Data extract.
= = =

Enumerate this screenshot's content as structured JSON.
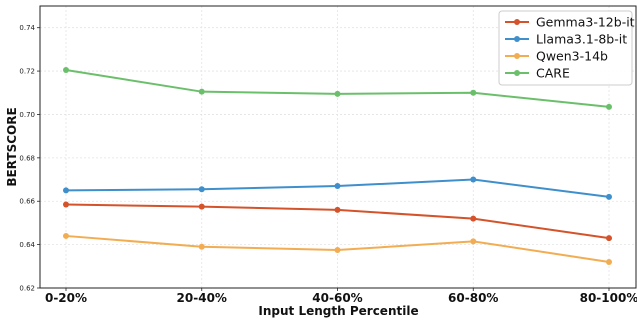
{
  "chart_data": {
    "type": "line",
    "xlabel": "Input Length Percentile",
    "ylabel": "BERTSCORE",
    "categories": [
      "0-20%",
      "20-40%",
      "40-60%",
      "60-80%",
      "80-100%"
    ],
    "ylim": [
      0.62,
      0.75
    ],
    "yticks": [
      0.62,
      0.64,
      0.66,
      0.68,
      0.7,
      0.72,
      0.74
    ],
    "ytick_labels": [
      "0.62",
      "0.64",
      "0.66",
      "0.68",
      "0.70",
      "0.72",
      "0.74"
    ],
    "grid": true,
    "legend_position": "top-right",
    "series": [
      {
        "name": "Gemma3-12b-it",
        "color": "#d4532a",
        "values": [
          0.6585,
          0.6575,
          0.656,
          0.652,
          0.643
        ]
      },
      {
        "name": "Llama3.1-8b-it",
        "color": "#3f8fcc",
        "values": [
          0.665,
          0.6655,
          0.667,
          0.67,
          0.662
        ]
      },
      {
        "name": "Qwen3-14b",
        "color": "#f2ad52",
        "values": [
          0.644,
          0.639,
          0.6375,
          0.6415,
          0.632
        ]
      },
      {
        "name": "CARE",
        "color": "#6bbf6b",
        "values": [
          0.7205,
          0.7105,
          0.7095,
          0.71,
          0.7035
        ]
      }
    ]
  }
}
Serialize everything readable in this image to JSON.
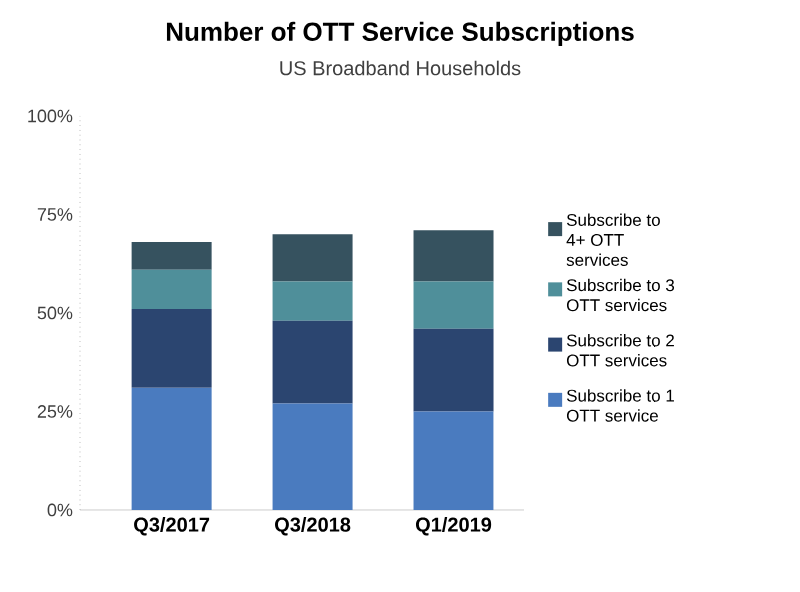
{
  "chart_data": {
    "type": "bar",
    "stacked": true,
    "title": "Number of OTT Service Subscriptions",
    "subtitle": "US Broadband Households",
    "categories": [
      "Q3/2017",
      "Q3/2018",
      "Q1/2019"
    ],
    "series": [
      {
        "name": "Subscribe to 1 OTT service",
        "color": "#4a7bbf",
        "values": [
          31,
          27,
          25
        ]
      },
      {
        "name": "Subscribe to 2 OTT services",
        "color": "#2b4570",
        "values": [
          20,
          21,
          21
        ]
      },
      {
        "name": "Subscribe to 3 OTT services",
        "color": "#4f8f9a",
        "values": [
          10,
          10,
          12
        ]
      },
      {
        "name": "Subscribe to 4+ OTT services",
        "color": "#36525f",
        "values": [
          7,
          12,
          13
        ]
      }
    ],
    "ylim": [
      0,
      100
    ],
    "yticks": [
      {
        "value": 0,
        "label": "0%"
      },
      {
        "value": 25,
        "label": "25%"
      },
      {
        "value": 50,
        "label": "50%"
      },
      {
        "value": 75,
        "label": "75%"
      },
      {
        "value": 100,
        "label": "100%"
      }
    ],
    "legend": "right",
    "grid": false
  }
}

= = =

To be done. Count the lines in the records above that contain the word "Subscribe", and reply with only that number.

Expected answer. 4